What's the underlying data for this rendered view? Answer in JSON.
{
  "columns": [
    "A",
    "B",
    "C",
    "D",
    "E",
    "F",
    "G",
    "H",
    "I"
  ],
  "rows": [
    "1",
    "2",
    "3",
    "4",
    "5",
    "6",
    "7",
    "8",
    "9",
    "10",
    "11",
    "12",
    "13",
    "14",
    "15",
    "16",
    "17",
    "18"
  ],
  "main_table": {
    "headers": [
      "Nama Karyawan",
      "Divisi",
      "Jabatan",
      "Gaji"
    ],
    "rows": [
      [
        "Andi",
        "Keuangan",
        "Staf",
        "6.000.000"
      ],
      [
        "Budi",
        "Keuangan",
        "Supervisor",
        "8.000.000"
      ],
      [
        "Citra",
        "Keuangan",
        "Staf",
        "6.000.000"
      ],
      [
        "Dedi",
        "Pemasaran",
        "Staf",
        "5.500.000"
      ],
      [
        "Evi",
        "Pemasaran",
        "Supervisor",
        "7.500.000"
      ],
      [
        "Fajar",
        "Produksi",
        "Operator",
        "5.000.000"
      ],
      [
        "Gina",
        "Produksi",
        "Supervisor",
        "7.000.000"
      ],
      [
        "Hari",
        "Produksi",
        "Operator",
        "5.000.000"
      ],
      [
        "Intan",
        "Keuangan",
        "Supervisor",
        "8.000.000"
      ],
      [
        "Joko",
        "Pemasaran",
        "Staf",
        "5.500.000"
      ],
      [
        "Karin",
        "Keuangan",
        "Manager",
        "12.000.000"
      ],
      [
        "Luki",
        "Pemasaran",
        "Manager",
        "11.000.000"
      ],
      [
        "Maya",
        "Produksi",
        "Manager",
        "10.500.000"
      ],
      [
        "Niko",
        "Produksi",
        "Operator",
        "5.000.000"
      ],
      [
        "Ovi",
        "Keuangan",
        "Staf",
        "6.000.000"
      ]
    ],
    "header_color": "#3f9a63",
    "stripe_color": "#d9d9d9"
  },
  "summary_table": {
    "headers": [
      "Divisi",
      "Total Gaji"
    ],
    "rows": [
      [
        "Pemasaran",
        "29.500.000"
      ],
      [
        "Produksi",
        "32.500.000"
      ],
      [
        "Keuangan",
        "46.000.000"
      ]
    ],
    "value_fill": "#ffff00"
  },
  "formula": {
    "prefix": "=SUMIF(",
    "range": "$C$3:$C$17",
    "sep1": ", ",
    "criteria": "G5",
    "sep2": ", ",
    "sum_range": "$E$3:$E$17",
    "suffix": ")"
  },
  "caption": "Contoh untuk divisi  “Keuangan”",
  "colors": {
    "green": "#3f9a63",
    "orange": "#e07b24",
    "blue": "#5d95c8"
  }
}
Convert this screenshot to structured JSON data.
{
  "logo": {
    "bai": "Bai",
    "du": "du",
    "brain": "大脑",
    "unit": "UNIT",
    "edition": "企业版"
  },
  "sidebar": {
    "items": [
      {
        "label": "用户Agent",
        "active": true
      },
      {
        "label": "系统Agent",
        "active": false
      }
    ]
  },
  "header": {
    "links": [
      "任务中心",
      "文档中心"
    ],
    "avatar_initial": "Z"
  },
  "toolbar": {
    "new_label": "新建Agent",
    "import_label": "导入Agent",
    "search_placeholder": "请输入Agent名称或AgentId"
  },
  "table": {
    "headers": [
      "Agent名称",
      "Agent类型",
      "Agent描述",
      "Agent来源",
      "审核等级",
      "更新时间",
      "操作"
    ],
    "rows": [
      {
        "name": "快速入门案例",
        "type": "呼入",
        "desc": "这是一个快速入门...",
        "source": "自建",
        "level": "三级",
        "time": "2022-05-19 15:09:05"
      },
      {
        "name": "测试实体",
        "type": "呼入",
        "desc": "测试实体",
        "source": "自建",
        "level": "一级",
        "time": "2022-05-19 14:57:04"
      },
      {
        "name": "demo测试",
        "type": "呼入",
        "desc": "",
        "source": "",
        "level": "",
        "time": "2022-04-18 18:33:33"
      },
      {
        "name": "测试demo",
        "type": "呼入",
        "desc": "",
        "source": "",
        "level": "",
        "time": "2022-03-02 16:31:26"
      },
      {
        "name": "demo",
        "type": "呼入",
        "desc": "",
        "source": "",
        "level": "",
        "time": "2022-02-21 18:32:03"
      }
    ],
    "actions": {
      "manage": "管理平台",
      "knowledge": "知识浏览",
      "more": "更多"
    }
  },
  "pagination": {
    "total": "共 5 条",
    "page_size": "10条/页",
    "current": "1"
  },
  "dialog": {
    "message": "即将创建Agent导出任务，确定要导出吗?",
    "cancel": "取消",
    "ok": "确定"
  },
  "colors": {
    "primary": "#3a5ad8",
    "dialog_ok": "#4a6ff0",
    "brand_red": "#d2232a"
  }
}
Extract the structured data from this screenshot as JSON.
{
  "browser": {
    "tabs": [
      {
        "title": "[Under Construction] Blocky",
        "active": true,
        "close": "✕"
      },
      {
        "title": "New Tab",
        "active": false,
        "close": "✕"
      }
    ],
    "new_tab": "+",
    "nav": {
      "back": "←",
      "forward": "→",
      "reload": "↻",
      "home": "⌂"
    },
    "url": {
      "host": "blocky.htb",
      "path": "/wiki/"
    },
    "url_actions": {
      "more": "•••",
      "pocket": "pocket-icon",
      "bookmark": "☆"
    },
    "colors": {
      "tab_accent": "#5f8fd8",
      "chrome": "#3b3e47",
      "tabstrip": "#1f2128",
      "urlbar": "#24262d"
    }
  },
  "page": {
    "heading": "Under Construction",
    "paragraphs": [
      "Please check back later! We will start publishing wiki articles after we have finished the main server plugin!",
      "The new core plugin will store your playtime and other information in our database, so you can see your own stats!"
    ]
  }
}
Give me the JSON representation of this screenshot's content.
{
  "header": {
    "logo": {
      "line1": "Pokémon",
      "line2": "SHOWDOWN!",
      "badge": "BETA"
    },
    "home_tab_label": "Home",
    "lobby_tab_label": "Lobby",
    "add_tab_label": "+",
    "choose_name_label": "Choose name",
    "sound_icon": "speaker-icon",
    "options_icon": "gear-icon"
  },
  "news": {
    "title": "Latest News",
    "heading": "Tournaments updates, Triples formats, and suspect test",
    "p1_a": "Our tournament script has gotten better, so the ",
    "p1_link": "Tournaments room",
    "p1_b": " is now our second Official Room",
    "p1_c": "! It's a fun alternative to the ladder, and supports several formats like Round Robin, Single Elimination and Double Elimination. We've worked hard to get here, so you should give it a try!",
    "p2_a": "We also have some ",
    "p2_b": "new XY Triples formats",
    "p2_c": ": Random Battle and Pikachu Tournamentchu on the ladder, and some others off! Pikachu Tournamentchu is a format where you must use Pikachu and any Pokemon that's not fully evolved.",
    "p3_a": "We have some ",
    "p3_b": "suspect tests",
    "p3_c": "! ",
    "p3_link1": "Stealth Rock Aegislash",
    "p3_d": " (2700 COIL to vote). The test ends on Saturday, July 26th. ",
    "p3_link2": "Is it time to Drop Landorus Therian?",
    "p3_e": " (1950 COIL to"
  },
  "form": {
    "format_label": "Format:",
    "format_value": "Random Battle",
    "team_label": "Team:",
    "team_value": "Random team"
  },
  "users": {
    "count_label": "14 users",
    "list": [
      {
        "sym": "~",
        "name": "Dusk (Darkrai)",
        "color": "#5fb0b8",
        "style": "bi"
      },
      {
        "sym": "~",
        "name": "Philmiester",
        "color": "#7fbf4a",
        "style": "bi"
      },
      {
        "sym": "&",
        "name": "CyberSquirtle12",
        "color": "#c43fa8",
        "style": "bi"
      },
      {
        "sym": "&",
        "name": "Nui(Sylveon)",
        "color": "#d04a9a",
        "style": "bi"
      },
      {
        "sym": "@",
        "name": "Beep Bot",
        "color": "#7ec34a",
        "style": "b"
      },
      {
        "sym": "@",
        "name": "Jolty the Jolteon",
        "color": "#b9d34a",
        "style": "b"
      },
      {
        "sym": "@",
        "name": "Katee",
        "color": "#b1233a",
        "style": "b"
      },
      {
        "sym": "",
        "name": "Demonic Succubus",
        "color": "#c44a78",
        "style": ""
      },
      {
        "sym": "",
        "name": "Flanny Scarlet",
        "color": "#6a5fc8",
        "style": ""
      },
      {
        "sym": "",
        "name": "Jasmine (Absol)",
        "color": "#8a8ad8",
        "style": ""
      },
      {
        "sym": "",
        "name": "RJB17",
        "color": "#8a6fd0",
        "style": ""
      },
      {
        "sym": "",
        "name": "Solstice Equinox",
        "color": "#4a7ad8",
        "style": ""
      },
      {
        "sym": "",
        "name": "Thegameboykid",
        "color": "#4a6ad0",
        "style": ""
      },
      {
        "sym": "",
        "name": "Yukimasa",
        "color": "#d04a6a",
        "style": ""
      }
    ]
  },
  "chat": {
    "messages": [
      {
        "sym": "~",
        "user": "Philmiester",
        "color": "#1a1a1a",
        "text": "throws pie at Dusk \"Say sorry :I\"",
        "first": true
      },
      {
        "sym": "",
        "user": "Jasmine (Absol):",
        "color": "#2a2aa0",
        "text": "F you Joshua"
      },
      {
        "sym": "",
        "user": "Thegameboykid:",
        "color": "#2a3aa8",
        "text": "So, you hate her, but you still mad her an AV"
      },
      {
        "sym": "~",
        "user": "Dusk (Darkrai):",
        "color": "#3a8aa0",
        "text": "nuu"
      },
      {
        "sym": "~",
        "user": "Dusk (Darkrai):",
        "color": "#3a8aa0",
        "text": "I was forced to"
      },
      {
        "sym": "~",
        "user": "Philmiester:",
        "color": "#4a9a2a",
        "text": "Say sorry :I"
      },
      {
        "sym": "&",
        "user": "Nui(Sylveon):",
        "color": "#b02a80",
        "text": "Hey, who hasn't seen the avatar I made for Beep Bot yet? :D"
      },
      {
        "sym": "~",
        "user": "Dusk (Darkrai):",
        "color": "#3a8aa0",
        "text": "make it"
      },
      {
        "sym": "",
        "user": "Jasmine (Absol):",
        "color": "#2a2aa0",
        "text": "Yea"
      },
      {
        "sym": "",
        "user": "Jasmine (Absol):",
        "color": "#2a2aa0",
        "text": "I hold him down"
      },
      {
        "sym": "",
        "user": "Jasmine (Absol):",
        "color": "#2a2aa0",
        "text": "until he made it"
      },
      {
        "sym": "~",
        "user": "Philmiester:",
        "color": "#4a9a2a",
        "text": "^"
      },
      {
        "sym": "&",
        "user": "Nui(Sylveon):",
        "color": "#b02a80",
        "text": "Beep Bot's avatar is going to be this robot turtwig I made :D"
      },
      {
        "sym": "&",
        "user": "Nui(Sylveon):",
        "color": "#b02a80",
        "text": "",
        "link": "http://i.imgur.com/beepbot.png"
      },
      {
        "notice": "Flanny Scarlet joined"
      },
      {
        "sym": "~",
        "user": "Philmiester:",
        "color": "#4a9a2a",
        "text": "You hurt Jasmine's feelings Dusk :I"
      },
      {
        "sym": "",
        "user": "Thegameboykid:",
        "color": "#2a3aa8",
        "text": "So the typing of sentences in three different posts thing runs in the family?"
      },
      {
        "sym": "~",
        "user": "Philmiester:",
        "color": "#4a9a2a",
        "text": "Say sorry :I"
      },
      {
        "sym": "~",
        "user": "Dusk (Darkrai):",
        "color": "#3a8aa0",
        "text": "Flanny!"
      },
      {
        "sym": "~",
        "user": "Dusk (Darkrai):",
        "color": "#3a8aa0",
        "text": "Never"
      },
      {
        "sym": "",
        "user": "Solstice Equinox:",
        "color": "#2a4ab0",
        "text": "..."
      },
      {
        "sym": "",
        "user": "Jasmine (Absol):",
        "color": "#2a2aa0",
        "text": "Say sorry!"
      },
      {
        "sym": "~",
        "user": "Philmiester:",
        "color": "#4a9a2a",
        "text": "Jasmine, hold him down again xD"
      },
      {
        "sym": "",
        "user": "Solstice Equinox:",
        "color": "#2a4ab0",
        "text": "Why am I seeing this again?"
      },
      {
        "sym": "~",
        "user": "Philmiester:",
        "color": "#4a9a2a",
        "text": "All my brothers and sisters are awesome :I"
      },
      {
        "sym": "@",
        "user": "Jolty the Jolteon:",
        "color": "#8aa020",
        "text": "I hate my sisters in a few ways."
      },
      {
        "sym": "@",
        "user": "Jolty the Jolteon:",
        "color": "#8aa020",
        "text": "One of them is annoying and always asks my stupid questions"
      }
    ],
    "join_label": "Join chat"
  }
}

:::::

*TASK BRIEF*. Identify the lines of the entries containing the string "structured". Copy each such line.

*OUTPUT FOR THIS TASK*.
Convert this screenshot to structured JSON data.
Extract the structured data from this screenshot as JSON.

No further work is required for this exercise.